- **Task instructions**
Could you write out the records below exactly as they appear?

:: Record excerpts

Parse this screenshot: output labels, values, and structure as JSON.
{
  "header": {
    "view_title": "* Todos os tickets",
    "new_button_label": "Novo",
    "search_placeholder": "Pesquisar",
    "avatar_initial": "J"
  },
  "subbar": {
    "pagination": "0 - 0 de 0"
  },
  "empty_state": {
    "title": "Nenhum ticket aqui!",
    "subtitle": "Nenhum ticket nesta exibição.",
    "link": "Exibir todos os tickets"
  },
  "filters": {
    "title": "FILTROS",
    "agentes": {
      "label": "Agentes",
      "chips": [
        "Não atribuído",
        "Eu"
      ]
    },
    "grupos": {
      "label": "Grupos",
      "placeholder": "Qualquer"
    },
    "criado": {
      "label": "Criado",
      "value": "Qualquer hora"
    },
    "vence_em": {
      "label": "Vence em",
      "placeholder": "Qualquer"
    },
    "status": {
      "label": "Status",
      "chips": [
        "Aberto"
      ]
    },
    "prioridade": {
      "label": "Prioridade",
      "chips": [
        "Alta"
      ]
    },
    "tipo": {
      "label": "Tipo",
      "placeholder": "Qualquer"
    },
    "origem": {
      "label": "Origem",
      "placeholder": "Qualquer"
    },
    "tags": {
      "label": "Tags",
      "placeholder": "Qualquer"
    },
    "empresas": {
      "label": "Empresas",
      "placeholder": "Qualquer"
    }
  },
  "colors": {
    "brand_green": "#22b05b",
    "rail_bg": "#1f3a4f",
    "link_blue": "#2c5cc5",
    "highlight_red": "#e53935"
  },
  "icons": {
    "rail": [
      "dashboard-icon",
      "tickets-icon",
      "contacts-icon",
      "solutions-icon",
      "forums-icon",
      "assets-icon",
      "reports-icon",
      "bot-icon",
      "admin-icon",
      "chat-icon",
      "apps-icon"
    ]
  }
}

::::

- **Answer to this task**
Parse this screenshot: output labels, values, and structure as JSON.
{
  "header": {
    "view_title": "* Todos os tickets",
    "new_button_label": "Novo",
    "search_placeholder": "Pesquisar",
    "avatar_initial": "J"
  },
  "subbar": {
    "pagination": "0 - 0 de 0"
  },
  "empty_state": {
    "title": "Nenhum ticket aqui!",
    "subtitle": "Nenhum ticket nesta exibição.",
    "link": "Exibir todos os tickets"
  },
  "filters": {
    "title": "FILTROS",
    "agentes": {
      "label": "Agentes",
      "chips": [
        "Não atribuído",
        "Eu"
      ]
    },
    "grupos": {
      "label": "Grupos",
      "placeholder": "Qualquer"
    },
    "criado": {
      "label": "Criado",
      "value": "Qualquer hora"
    },
    "vence_em": {
      "label": "Vence em",
      "placeholder": "Qualquer"
    },
    "status": {
      "label": "Status",
      "chips": [
        "Aberto"
      ]
    },
    "prioridade": {
      "label": "Prioridade",
      "chips": [
        "Alta"
      ]
    },
    "tipo": {
      "label": "Tipo",
      "placeholder": "Qualquer"
    },
    "origem": {
      "label": "Origem",
      "placeholder": "Qualquer"
    },
    "tags": {
      "label": "Tags",
      "placeholder": "Qualquer"
    },
    "empresas": {
      "label": "Empresas",
      "placeholder": "Qualquer"
    }
  },
  "colors": {
    "brand_green": "#22b05b",
    "rail_bg": "#1f3a4f",
    "link_blue": "#2c5cc5",
    "highlight_red": "#e53935"
  },
  "icons": {
    "rail": [
      "dashboard-icon",
      "tickets-icon",
      "contacts-icon",
      "solutions-icon",
      "forums-icon",
      "assets-icon",
      "reports-icon",
      "bot-icon",
      "admin-icon",
      "chat-icon",
      "apps-icon"
    ]
  }
}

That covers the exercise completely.